(Source records)
=-=-=-=-=
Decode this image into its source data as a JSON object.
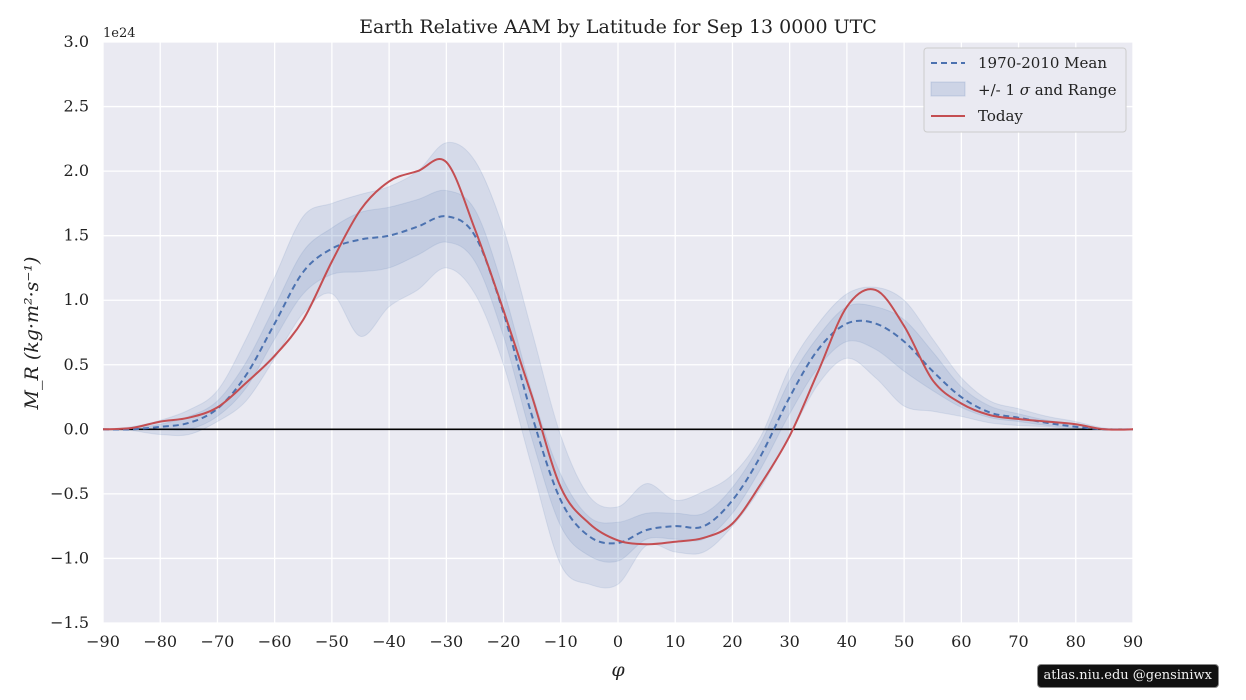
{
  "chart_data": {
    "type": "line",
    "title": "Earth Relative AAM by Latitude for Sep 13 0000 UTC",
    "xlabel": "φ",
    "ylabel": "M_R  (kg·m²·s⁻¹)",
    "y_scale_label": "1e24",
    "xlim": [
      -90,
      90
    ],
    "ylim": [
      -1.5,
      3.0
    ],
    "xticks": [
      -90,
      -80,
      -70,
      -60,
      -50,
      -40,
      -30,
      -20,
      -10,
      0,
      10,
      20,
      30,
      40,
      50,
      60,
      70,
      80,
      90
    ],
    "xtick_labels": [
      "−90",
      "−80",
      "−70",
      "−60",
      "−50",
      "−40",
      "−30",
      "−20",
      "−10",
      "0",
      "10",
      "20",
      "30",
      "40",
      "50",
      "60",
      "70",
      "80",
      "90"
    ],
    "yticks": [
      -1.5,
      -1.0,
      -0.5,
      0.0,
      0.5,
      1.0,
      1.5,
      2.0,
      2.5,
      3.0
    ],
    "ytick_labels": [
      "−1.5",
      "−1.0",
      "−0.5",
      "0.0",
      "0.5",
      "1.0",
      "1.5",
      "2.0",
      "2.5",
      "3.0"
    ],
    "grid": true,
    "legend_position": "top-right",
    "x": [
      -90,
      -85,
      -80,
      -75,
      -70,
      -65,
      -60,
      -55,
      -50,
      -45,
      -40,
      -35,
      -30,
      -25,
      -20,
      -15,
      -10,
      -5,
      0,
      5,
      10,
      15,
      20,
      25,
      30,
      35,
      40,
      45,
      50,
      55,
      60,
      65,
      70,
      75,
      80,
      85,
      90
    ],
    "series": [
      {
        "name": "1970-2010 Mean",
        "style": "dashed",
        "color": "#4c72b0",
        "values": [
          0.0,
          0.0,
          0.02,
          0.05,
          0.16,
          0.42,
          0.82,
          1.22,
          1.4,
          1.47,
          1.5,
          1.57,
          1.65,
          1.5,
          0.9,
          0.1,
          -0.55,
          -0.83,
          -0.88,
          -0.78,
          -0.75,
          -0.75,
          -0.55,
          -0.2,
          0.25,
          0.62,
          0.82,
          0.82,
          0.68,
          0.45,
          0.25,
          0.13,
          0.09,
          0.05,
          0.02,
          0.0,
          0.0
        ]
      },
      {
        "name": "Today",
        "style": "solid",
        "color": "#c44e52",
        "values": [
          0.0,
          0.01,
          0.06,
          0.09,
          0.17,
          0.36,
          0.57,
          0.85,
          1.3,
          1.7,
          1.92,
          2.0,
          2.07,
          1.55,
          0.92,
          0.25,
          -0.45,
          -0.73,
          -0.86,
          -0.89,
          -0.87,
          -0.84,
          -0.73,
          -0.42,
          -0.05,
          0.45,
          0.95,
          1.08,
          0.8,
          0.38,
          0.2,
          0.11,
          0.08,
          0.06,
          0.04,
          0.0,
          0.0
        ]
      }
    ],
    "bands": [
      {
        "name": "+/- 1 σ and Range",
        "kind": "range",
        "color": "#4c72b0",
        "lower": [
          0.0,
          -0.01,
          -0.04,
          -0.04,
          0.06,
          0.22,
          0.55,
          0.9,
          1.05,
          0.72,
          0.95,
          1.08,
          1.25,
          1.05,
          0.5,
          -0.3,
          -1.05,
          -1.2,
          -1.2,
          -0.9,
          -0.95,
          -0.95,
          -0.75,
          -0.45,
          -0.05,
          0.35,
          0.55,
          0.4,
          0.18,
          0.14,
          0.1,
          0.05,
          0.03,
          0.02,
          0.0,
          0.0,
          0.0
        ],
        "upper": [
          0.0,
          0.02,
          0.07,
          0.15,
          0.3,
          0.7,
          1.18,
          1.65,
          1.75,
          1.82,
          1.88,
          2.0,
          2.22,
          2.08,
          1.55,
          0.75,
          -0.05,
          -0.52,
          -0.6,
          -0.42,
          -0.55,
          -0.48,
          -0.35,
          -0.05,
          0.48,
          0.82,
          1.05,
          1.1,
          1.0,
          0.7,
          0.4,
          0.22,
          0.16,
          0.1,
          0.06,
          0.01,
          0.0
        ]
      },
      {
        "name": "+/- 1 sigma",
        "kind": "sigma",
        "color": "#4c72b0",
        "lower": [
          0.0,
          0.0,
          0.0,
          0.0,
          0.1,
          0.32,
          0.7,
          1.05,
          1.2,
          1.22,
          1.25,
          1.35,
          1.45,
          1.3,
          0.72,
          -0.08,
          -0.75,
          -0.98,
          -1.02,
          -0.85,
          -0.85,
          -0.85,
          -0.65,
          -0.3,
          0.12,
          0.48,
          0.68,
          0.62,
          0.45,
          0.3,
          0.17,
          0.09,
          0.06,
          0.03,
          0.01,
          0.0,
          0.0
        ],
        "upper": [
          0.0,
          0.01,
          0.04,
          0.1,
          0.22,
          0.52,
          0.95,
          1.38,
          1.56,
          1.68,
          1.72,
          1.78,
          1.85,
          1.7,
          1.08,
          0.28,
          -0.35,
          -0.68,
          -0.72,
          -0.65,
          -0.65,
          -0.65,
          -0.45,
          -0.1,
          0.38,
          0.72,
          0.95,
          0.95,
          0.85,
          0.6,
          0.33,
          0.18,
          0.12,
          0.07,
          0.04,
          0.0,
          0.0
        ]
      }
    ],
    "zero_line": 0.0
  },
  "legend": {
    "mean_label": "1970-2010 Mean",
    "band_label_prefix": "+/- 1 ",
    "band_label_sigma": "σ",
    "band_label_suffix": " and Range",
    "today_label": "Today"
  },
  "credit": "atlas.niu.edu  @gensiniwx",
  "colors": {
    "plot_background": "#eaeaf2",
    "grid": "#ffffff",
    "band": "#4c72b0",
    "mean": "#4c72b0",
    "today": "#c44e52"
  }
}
=-=-=-=-=
Reproduce each entry precisely, dropping only the pictures.

Decode this image into its source data as a JSON object.
{
  "chart_data": {
    "type": "line",
    "title": "Earth Relative AAM by Latitude for Sep 13 0000 UTC",
    "xlabel": "φ",
    "ylabel": "M_R  (kg·m²·s⁻¹)",
    "y_scale_label": "1e24",
    "xlim": [
      -90,
      90
    ],
    "ylim": [
      -1.5,
      3.0
    ],
    "xticks": [
      -90,
      -80,
      -70,
      -60,
      -50,
      -40,
      -30,
      -20,
      -10,
      0,
      10,
      20,
      30,
      40,
      50,
      60,
      70,
      80,
      90
    ],
    "xtick_labels": [
      "−90",
      "−80",
      "−70",
      "−60",
      "−50",
      "−40",
      "−30",
      "−20",
      "−10",
      "0",
      "10",
      "20",
      "30",
      "40",
      "50",
      "60",
      "70",
      "80",
      "90"
    ],
    "yticks": [
      -1.5,
      -1.0,
      -0.5,
      0.0,
      0.5,
      1.0,
      1.5,
      2.0,
      2.5,
      3.0
    ],
    "ytick_labels": [
      "−1.5",
      "−1.0",
      "−0.5",
      "0.0",
      "0.5",
      "1.0",
      "1.5",
      "2.0",
      "2.5",
      "3.0"
    ],
    "grid": true,
    "legend_position": "top-right",
    "x": [
      -90,
      -85,
      -80,
      -75,
      -70,
      -65,
      -60,
      -55,
      -50,
      -45,
      -40,
      -35,
      -30,
      -25,
      -20,
      -15,
      -10,
      -5,
      0,
      5,
      10,
      15,
      20,
      25,
      30,
      35,
      40,
      45,
      50,
      55,
      60,
      65,
      70,
      75,
      80,
      85,
      90
    ],
    "series": [
      {
        "name": "1970-2010 Mean",
        "style": "dashed",
        "color": "#4c72b0",
        "values": [
          0.0,
          0.0,
          0.02,
          0.05,
          0.16,
          0.42,
          0.82,
          1.22,
          1.4,
          1.47,
          1.5,
          1.57,
          1.65,
          1.5,
          0.9,
          0.1,
          -0.55,
          -0.83,
          -0.88,
          -0.78,
          -0.75,
          -0.75,
          -0.55,
          -0.2,
          0.25,
          0.62,
          0.82,
          0.82,
          0.68,
          0.45,
          0.25,
          0.13,
          0.09,
          0.05,
          0.02,
          0.0,
          0.0
        ]
      },
      {
        "name": "Today",
        "style": "solid",
        "color": "#c44e52",
        "values": [
          0.0,
          0.01,
          0.06,
          0.09,
          0.17,
          0.36,
          0.57,
          0.85,
          1.3,
          1.7,
          1.92,
          2.0,
          2.07,
          1.55,
          0.92,
          0.25,
          -0.45,
          -0.73,
          -0.86,
          -0.89,
          -0.87,
          -0.84,
          -0.73,
          -0.42,
          -0.05,
          0.45,
          0.95,
          1.08,
          0.8,
          0.38,
          0.2,
          0.11,
          0.08,
          0.06,
          0.04,
          0.0,
          0.0
        ]
      }
    ],
    "bands": [
      {
        "name": "+/- 1 σ and Range",
        "kind": "range",
        "color": "#4c72b0",
        "lower": [
          0.0,
          -0.01,
          -0.04,
          -0.04,
          0.06,
          0.22,
          0.55,
          0.9,
          1.05,
          0.72,
          0.95,
          1.08,
          1.25,
          1.05,
          0.5,
          -0.3,
          -1.05,
          -1.2,
          -1.2,
          -0.9,
          -0.95,
          -0.95,
          -0.75,
          -0.45,
          -0.05,
          0.35,
          0.55,
          0.4,
          0.18,
          0.14,
          0.1,
          0.05,
          0.03,
          0.02,
          0.0,
          0.0,
          0.0
        ],
        "upper": [
          0.0,
          0.02,
          0.07,
          0.15,
          0.3,
          0.7,
          1.18,
          1.65,
          1.75,
          1.82,
          1.88,
          2.0,
          2.22,
          2.08,
          1.55,
          0.75,
          -0.05,
          -0.52,
          -0.6,
          -0.42,
          -0.55,
          -0.48,
          -0.35,
          -0.05,
          0.48,
          0.82,
          1.05,
          1.1,
          1.0,
          0.7,
          0.4,
          0.22,
          0.16,
          0.1,
          0.06,
          0.01,
          0.0
        ]
      },
      {
        "name": "+/- 1 sigma",
        "kind": "sigma",
        "color": "#4c72b0",
        "lower": [
          0.0,
          0.0,
          0.0,
          0.0,
          0.1,
          0.32,
          0.7,
          1.05,
          1.2,
          1.22,
          1.25,
          1.35,
          1.45,
          1.3,
          0.72,
          -0.08,
          -0.75,
          -0.98,
          -1.02,
          -0.85,
          -0.85,
          -0.85,
          -0.65,
          -0.3,
          0.12,
          0.48,
          0.68,
          0.62,
          0.45,
          0.3,
          0.17,
          0.09,
          0.06,
          0.03,
          0.01,
          0.0,
          0.0
        ],
        "upper": [
          0.0,
          0.01,
          0.04,
          0.1,
          0.22,
          0.52,
          0.95,
          1.38,
          1.56,
          1.68,
          1.72,
          1.78,
          1.85,
          1.7,
          1.08,
          0.28,
          -0.35,
          -0.68,
          -0.72,
          -0.65,
          -0.65,
          -0.65,
          -0.45,
          -0.1,
          0.38,
          0.72,
          0.95,
          0.95,
          0.85,
          0.6,
          0.33,
          0.18,
          0.12,
          0.07,
          0.04,
          0.0,
          0.0
        ]
      }
    ],
    "zero_line": 0.0
  },
  "legend": {
    "mean_label": "1970-2010 Mean",
    "band_label_prefix": "+/- 1 ",
    "band_label_sigma": "σ",
    "band_label_suffix": " and Range",
    "today_label": "Today"
  },
  "credit": "atlas.niu.edu  @gensiniwx",
  "colors": {
    "plot_background": "#eaeaf2",
    "grid": "#ffffff",
    "band": "#4c72b0",
    "mean": "#4c72b0",
    "today": "#c44e52"
  }
}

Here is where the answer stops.